Each line containing the word "Abisko" must be collected.

======== Records supplied

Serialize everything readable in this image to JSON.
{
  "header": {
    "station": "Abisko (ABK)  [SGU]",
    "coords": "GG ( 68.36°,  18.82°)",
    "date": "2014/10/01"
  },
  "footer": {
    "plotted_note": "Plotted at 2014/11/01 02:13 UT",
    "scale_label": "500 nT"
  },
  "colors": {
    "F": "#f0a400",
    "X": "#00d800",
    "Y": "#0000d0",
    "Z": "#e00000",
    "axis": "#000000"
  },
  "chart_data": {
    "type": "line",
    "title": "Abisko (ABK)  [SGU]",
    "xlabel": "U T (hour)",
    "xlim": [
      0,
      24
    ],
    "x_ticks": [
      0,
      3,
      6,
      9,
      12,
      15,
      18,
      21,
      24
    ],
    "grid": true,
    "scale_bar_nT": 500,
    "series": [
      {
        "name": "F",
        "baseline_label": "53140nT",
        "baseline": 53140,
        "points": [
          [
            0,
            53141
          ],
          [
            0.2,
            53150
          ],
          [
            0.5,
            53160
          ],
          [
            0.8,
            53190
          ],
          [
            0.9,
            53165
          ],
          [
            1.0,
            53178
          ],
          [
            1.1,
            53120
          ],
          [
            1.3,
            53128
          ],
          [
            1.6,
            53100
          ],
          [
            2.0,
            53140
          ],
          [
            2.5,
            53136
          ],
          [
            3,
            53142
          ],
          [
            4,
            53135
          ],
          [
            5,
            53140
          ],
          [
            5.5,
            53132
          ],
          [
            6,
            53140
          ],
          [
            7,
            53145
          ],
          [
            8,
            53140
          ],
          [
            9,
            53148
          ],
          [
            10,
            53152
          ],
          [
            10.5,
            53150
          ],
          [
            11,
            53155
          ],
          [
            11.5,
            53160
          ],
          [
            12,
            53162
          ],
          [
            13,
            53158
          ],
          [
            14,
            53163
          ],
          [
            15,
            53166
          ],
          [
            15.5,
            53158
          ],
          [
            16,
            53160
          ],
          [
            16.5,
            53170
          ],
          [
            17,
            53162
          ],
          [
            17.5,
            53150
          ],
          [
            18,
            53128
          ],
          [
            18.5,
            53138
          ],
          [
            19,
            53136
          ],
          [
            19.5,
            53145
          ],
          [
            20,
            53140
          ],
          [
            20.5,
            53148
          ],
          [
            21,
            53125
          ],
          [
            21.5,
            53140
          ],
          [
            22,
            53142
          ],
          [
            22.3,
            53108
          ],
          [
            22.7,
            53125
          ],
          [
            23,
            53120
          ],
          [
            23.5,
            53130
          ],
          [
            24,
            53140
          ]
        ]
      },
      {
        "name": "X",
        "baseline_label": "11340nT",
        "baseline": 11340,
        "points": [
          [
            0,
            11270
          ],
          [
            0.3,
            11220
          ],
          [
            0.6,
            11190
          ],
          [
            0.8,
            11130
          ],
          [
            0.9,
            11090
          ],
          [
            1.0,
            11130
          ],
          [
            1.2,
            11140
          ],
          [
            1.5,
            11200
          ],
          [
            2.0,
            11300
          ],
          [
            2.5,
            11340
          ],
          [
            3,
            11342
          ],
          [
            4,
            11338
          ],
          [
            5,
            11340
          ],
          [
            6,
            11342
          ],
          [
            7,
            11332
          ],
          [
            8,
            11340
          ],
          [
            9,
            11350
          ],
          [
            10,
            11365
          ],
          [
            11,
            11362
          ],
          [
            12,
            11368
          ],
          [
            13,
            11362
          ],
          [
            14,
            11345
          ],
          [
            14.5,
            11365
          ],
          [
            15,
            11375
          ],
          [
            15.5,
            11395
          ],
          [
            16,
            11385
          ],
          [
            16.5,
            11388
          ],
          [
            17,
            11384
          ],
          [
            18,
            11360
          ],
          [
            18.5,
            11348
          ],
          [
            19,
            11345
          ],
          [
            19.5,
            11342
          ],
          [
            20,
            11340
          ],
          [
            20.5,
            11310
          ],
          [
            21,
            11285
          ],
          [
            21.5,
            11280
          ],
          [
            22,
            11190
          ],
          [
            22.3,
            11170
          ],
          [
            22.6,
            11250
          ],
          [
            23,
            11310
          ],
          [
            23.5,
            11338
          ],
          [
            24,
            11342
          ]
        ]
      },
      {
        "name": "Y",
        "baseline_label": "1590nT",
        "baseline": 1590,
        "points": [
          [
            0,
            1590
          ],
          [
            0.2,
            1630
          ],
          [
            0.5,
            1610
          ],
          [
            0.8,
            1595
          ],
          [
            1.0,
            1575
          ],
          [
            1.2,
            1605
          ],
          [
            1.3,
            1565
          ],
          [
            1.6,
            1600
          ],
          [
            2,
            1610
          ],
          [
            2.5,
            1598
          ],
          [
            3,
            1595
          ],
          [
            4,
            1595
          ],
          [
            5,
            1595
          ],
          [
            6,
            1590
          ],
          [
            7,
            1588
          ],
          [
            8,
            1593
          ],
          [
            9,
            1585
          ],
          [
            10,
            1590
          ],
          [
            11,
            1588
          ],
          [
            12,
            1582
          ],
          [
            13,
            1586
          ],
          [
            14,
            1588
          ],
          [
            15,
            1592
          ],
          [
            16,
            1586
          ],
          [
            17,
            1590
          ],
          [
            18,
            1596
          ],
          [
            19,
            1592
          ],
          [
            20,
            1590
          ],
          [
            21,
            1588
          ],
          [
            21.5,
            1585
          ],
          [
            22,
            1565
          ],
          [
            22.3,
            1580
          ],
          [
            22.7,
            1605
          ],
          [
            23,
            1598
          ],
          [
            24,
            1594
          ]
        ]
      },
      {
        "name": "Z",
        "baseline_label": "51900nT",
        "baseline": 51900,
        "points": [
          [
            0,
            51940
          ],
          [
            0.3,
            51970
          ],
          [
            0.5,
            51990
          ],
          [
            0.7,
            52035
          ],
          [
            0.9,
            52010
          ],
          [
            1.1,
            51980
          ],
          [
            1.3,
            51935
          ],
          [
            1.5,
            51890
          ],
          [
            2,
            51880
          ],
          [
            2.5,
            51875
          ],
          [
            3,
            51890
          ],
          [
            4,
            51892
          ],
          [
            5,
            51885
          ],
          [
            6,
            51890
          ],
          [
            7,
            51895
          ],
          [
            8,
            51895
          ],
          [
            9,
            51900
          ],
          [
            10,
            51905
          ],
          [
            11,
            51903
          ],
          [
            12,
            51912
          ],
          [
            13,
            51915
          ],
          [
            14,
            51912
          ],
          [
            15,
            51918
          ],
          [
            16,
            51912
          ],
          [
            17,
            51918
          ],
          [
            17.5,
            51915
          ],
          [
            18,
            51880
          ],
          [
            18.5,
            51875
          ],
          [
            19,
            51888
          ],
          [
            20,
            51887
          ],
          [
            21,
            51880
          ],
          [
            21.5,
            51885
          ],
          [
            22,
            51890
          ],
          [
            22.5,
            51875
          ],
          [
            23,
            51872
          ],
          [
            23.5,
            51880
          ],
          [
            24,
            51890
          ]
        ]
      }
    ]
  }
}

================
======== Records supplied

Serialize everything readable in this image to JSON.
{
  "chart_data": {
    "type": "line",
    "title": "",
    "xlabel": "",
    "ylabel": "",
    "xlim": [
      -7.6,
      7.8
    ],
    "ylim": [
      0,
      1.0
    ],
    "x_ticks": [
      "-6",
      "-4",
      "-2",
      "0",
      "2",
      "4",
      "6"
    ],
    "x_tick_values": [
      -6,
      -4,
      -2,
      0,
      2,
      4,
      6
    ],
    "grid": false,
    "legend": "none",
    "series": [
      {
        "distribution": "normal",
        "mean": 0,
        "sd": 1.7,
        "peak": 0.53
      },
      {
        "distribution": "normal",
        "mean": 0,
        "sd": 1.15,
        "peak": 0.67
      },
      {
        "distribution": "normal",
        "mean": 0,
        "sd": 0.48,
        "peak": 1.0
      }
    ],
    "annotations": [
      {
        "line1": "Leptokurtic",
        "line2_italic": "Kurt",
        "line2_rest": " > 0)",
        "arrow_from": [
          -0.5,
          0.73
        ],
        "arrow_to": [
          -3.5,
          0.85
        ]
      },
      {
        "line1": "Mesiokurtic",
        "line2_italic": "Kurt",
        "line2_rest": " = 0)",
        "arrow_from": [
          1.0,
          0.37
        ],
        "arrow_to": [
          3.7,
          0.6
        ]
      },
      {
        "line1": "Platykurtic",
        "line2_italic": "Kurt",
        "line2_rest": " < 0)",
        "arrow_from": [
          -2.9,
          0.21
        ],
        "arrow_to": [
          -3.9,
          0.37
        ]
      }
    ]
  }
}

================

**The answer**
    "station": "Abisko (ABK)  [SGU]",
    "title": "Abisko (ABK)  [SGU]",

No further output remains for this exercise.